(Collected data)

_ _ _ _

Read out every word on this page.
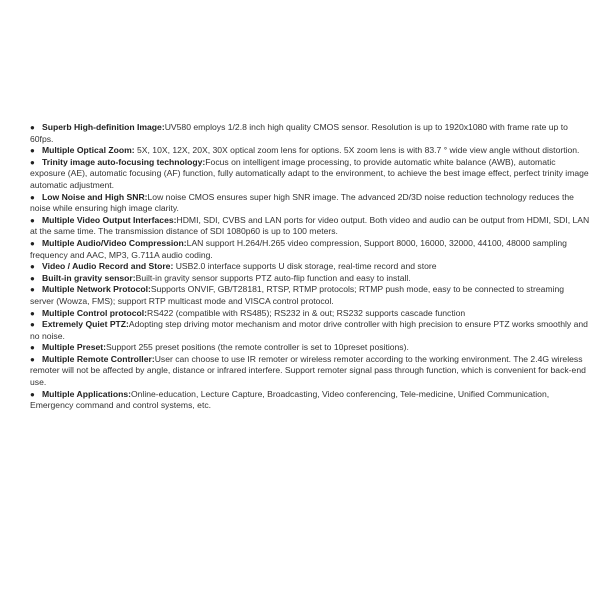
● Superb High-definition Image:UV580 employs 1/2.8 inch high quality CMOS sensor. Resolution is up to 1920x1080 with frame rate up to 60fps.

● Multiple Optical Zoom: 5X, 10X, 12X, 20X, 30X optical zoom lens for options. 5X zoom lens is with 83.7 ° wide view angle without distortion.

● Trinity image auto-focusing technology:Focus on intelligent image processing, to provide automatic white balance (AWB), automatic exposure (AE), automatic focusing (AF) function, fully automatically adapt to the environment, to achieve the best image effect, perfect trinity image automatic adjustment.

● Low Noise and High SNR:Low noise CMOS ensures super high SNR image. The advanced 2D/3D noise reduction technology reduces the noise while ensuring high image clarity.

● Multiple Video Output Interfaces:HDMI, SDI, CVBS and LAN ports for video output. Both video and audio can be output from HDMI, SDI, LAN at the same time. The transmission distance of SDI 1080p60 is up to 100 meters.

● Multiple Audio/Video Compression:LAN support H.264/H.265 video compression, Support 8000, 16000, 32000, 44100, 48000 sampling frequency and AAC, MP3, G.711A audio coding.

● Video / Audio Record and Store: USB2.0 interface supports U disk storage, real-time record and store

● Built-in gravity sensor:Built-in gravity sensor supports PTZ auto-flip function and easy to install.

● Multiple Network Protocol:Supports ONVIF, GB/T28181, RTSP, RTMP protocols; RTMP push mode, easy to be connected to streaming server (Wowza, FMS); support RTP multicast mode and VISCA control protocol.

● Multiple Control protocol:RS422 (compatible with RS485); RS232 in & out; RS232 supports cascade function

● Extremely Quiet PTZ:Adopting step driving motor mechanism and motor drive controller with high precision to ensure PTZ works smoothly and no noise.

● Multiple Preset:Support 255 preset positions (the remote controller is set to 10preset positions).

● Multiple Remote Controller:User can choose to use IR remoter or wireless remoter according to the working environment. The 2.4G wireless remoter will not be affected by angle, distance or infrared interfere. Support remoter signal pass through function, which is convenient for back-end use.

● Multiple Applications:Online-education, Lecture Capture, Broadcasting, Video conferencing, Tele-medicine, Unified Communication, Emergency command and control systems, etc.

_ _ _ _

- TO DO -
In the material above, tally every line with the string "sensor" in it, then give that number alone.

- RESPONSE TO THIS EXERCISE -
2